Goal of the exercise: Produce the listing below again, exactly as shown.

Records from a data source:
*****
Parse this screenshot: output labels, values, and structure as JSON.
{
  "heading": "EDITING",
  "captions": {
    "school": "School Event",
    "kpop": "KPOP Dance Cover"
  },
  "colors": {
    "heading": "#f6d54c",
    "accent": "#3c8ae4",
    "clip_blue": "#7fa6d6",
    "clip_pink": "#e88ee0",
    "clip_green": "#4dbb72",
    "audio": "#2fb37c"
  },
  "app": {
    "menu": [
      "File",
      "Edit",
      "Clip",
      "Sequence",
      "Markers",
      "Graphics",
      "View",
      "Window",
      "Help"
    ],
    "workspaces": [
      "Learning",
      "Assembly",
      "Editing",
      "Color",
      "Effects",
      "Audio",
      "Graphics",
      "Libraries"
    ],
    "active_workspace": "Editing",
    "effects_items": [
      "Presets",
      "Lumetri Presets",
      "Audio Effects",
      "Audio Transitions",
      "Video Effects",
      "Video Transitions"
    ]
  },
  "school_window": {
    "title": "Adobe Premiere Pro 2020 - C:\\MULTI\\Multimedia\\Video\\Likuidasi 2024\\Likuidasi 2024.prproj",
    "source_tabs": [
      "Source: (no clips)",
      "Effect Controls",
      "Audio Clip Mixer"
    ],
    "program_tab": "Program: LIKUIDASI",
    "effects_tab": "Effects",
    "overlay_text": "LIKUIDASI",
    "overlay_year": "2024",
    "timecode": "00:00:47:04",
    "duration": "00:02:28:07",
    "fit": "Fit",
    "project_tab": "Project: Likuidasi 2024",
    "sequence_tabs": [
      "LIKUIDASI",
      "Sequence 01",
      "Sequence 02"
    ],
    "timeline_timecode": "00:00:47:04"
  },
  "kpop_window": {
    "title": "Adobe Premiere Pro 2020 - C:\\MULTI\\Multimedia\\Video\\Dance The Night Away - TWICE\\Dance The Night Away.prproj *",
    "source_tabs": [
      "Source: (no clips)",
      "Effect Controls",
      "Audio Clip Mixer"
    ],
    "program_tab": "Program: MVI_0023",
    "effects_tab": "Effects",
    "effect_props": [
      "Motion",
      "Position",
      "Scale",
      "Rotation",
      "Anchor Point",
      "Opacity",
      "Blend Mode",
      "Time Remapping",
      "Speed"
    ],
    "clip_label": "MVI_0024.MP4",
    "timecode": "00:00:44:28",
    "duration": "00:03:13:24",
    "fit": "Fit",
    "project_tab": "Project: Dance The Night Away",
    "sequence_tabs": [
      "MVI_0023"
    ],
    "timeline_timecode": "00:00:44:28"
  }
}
*****
Final answer:
Parse this screenshot: output labels, values, and structure as JSON.
{
  "heading": "EDITING",
  "captions": {
    "school": "School Event",
    "kpop": "KPOP Dance Cover"
  },
  "colors": {
    "heading": "#f6d54c",
    "accent": "#3c8ae4",
    "clip_blue": "#7fa6d6",
    "clip_pink": "#e88ee0",
    "clip_green": "#4dbb72",
    "audio": "#2fb37c"
  },
  "app": {
    "menu": [
      "File",
      "Edit",
      "Clip",
      "Sequence",
      "Markers",
      "Graphics",
      "View",
      "Window",
      "Help"
    ],
    "workspaces": [
      "Learning",
      "Assembly",
      "Editing",
      "Color",
      "Effects",
      "Audio",
      "Graphics",
      "Libraries"
    ],
    "active_workspace": "Editing",
    "effects_items": [
      "Presets",
      "Lumetri Presets",
      "Audio Effects",
      "Audio Transitions",
      "Video Effects",
      "Video Transitions"
    ]
  },
  "school_window": {
    "title": "Adobe Premiere Pro 2020 - C:\\MULTI\\Multimedia\\Video\\Likuidasi 2024\\Likuidasi 2024.prproj",
    "source_tabs": [
      "Source: (no clips)",
      "Effect Controls",
      "Audio Clip Mixer"
    ],
    "program_tab": "Program: LIKUIDASI",
    "effects_tab": "Effects",
    "overlay_text": "LIKUIDASI",
    "overlay_year": "2024",
    "timecode": "00:00:47:04",
    "duration": "00:02:28:07",
    "fit": "Fit",
    "project_tab": "Project: Likuidasi 2024",
    "sequence_tabs": [
      "LIKUIDASI",
      "Sequence 01",
      "Sequence 02"
    ],
    "timeline_timecode": "00:00:47:04"
  },
  "kpop_window": {
    "title": "Adobe Premiere Pro 2020 - C:\\MULTI\\Multimedia\\Video\\Dance The Night Away - TWICE\\Dance The Night Away.prproj *",
    "source_tabs": [
      "Source: (no clips)",
      "Effect Controls",
      "Audio Clip Mixer"
    ],
    "program_tab": "Program: MVI_0023",
    "effects_tab": "Effects",
    "effect_props": [
      "Motion",
      "Position",
      "Scale",
      "Rotation",
      "Anchor Point",
      "Opacity",
      "Blend Mode",
      "Time Remapping",
      "Speed"
    ],
    "clip_label": "MVI_0024.MP4",
    "timecode": "00:00:44:28",
    "duration": "00:03:13:24",
    "fit": "Fit",
    "project_tab": "Project: Dance The Night Away",
    "sequence_tabs": [
      "MVI_0023"
    ],
    "timeline_timecode": "00:00:44:28"
  }
}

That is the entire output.